(Stored data)

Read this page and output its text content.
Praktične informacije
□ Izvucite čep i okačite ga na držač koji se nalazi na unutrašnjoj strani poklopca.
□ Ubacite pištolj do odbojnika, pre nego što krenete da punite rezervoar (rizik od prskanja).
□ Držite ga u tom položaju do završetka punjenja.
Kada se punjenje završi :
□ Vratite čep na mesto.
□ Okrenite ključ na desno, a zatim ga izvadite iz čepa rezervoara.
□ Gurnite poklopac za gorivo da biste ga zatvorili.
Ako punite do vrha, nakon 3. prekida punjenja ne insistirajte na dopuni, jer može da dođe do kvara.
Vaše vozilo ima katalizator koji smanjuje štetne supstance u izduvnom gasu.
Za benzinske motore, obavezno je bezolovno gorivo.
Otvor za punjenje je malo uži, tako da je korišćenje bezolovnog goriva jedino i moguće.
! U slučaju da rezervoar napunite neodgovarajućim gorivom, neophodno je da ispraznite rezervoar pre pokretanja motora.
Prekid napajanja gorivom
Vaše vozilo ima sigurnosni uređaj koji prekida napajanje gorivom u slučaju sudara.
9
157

**Task requirements**. Tell how many lines of the material above hold "gorivom", answering with a bare number.

**Expected answer**. 3